GIVEN EXERCISE: Reproduce the listing word for word. Skip any image.

GIVEN DATA:
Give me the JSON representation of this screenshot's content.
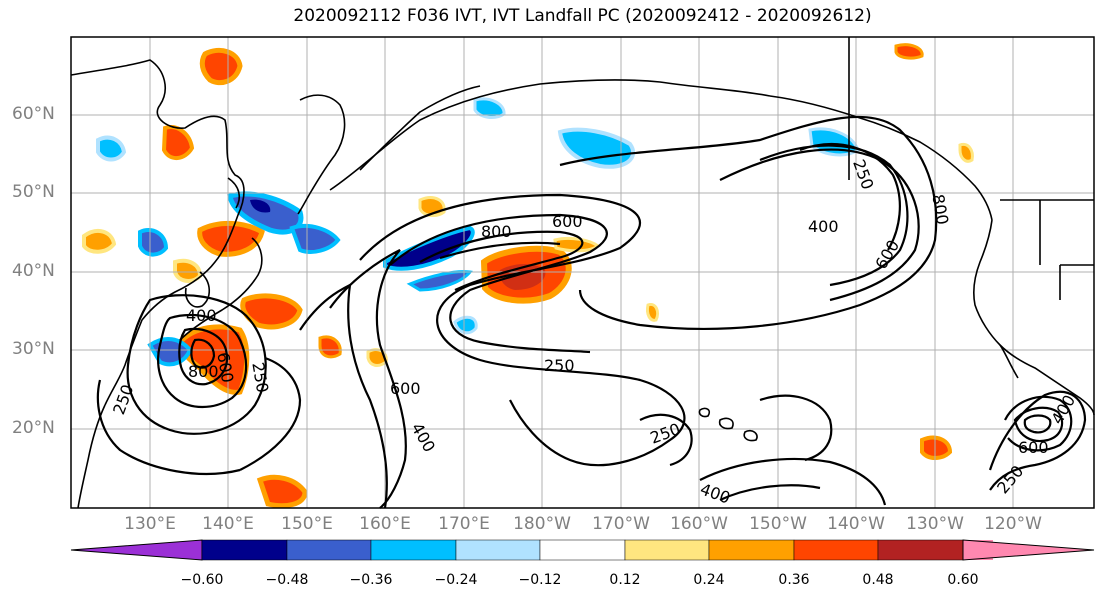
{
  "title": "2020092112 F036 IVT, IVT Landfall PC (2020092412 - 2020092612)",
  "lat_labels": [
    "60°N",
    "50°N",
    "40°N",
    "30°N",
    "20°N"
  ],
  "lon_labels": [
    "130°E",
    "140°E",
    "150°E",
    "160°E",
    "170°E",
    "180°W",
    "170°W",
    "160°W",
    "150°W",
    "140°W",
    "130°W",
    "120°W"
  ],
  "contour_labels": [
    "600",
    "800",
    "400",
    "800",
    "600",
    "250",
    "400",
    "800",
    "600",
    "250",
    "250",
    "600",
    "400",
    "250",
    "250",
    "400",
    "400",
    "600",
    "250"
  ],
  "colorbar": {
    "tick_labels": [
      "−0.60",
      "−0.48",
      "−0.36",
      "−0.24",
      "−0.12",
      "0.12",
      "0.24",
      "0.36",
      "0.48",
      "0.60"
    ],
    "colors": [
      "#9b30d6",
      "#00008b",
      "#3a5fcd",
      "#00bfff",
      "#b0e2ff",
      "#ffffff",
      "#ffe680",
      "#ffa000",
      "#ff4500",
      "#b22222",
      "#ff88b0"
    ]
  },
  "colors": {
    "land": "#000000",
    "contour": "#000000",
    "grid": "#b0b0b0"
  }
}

ANSWER TO THIS PROBLEM:
Give me the JSON representation of this screenshot's content.
{
  "title": "2020092112 F036 IVT, IVT Landfall PC (2020092412 - 2020092612)",
  "lat_labels": [
    "60°N",
    "50°N",
    "40°N",
    "30°N",
    "20°N"
  ],
  "lon_labels": [
    "130°E",
    "140°E",
    "150°E",
    "160°E",
    "170°E",
    "180°W",
    "170°W",
    "160°W",
    "150°W",
    "140°W",
    "130°W",
    "120°W"
  ],
  "contour_labels": [
    "600",
    "800",
    "400",
    "800",
    "600",
    "250",
    "400",
    "800",
    "600",
    "250",
    "250",
    "600",
    "400",
    "250",
    "250",
    "400",
    "400",
    "600",
    "250"
  ],
  "colorbar": {
    "tick_labels": [
      "−0.60",
      "−0.48",
      "−0.36",
      "−0.24",
      "−0.12",
      "0.12",
      "0.24",
      "0.36",
      "0.48",
      "0.60"
    ],
    "colors": [
      "#9b30d6",
      "#00008b",
      "#3a5fcd",
      "#00bfff",
      "#b0e2ff",
      "#ffffff",
      "#ffe680",
      "#ffa000",
      "#ff4500",
      "#b22222",
      "#ff88b0"
    ]
  },
  "colors": {
    "land": "#000000",
    "contour": "#000000",
    "grid": "#b0b0b0"
  }
}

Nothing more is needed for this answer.